• **Task details**
Every entry below should be transcribed exactly; pictures stay out of the copy.

## begin Data rows

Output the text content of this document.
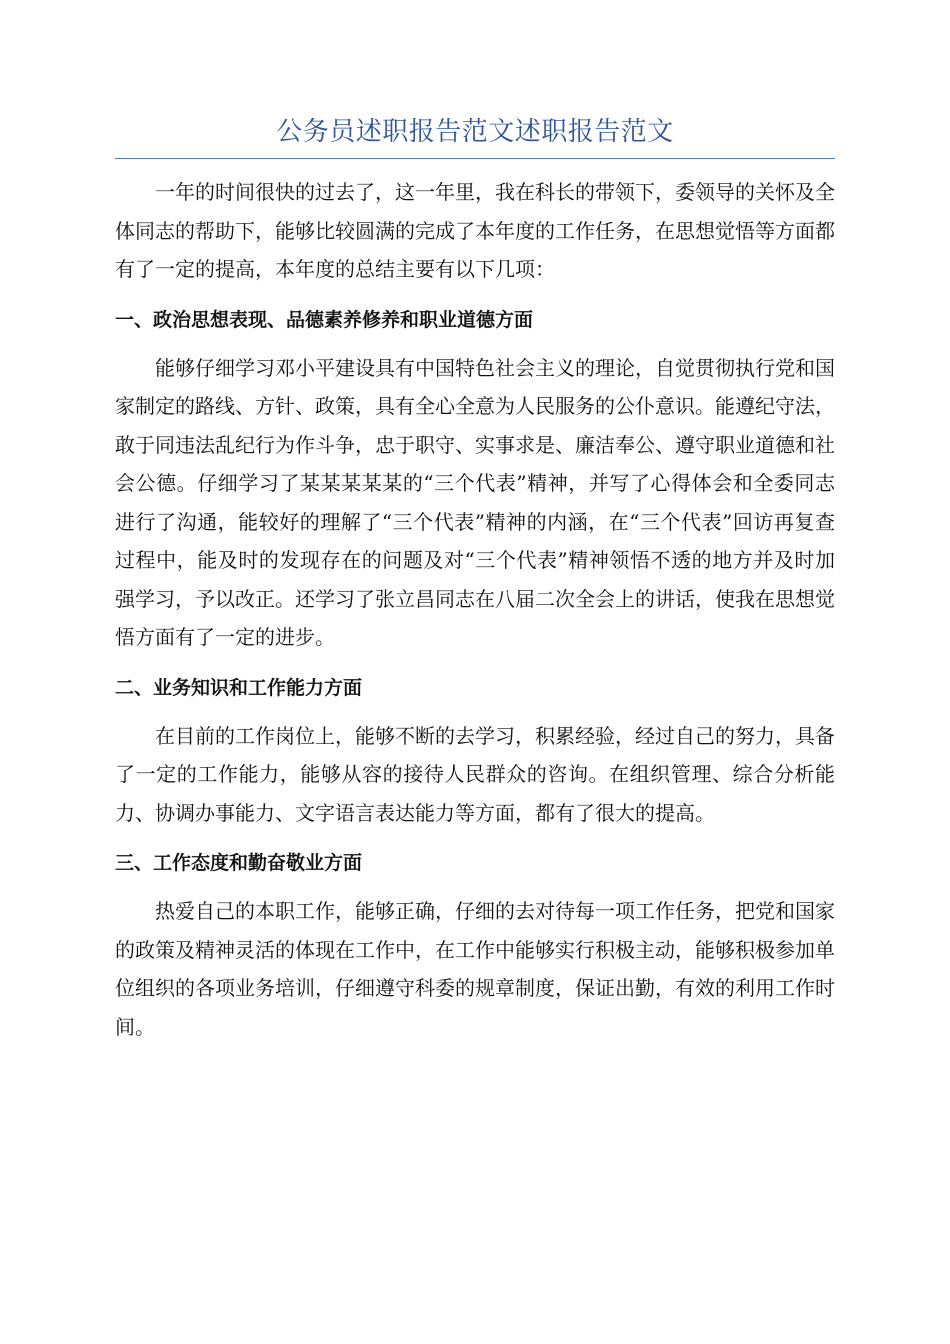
公务员述职报告范文述职报告范文

一年的时间很快的过去了，这一年里，我在科长的带领下，委领导的关怀及全体同志的帮助下，能够比较圆满的完成了本年度的工作任务，在思想觉悟等方面都有了一定的提高，本年度的总结主要有以下几项：

一、政治思想表现、品德素养修养和职业道德方面

能够仔细学习邓小平建设具有中国特色社会主义的理论，自觉贯彻执行党和国家制定的路线、方针、政策，具有全心全意为人民服务的公仆意识。能遵纪守法，敢于同违法乱纪行为作斗争，忠于职守、实事求是、廉洁奉公、遵守职业道德和社会公德。仔细学习了某某某某某的“三个代表”精神，并写了心得体会和全委同志进行了沟通，能较好的理解了“三个代表”精神的内涵，在“三个代表”回访再复查过程中，能及时的发现存在的问题及对“三个代表”精神领悟不透的地方并及时加强学习，予以改正。还学习了张立昌同志在八届二次全会上的讲话，使我在思想觉悟方面有了一定的进步。

二、业务知识和工作能力方面

在目前的工作岗位上，能够不断的去学习，积累经验，经过自己的努力，具备了一定的工作能力，能够从容的接待人民群众的咨询。在组织管理、综合分析能力、协调办事能力、文字语言表达能力等方面，都有了很大的提高。

三、工作态度和勤奋敬业方面

热爱自己的本职工作，能够正确，仔细的去对待每一项工作任务，把党和国家的政策及精神灵活的体现在工作中，在工作中能够实行积极主动，能够积极参加单位组织的各项业务培训，仔细遵守科委的规章制度，保证出勤，有效的利用工作时间。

## end Data rows

• **Answer to the exercise**
Output the text content of this document.
公务员述职报告范文述职报告范文

一年的时间很快的过去了，这一年里，我在科长的带领下，委领导的关怀及全体同志的帮助下，能够比较圆满的完成了本年度的工作任务，在思想觉悟等方面都有了一定的提高，本年度的总结主要有以下几项：

一、政治思想表现、品德素养修养和职业道德方面

能够仔细学习邓小平建设具有中国特色社会主义的理论，自觉贯彻执行党和国家制定的路线、方针、政策，具有全心全意为人民服务的公仆意识。能遵纪守法，敢于同违法乱纪行为作斗争，忠于职守、实事求是、廉洁奉公、遵守职业道德和社会公德。仔细学习了某某某某某的“三个代表”精神，并写了心得体会和全委同志进行了沟通，能较好的理解了“三个代表”精神的内涵，在“三个代表”回访再复查过程中，能及时的发现存在的问题及对“三个代表”精神领悟不透的地方并及时加强学习，予以改正。还学习了张立昌同志在八届二次全会上的讲话，使我在思想觉悟方面有了一定的进步。

二、业务知识和工作能力方面

在目前的工作岗位上，能够不断的去学习，积累经验，经过自己的努力，具备了一定的工作能力，能够从容的接待人民群众的咨询。在组织管理、综合分析能力、协调办事能力、文字语言表达能力等方面，都有了很大的提高。

三、工作态度和勤奋敬业方面

热爱自己的本职工作，能够正确，仔细的去对待每一项工作任务，把党和国家的政策及精神灵活的体现在工作中，在工作中能够实行积极主动，能够积极参加单位组织的各项业务培训，仔细遵守科委的规章制度，保证出勤，有效的利用工作时间。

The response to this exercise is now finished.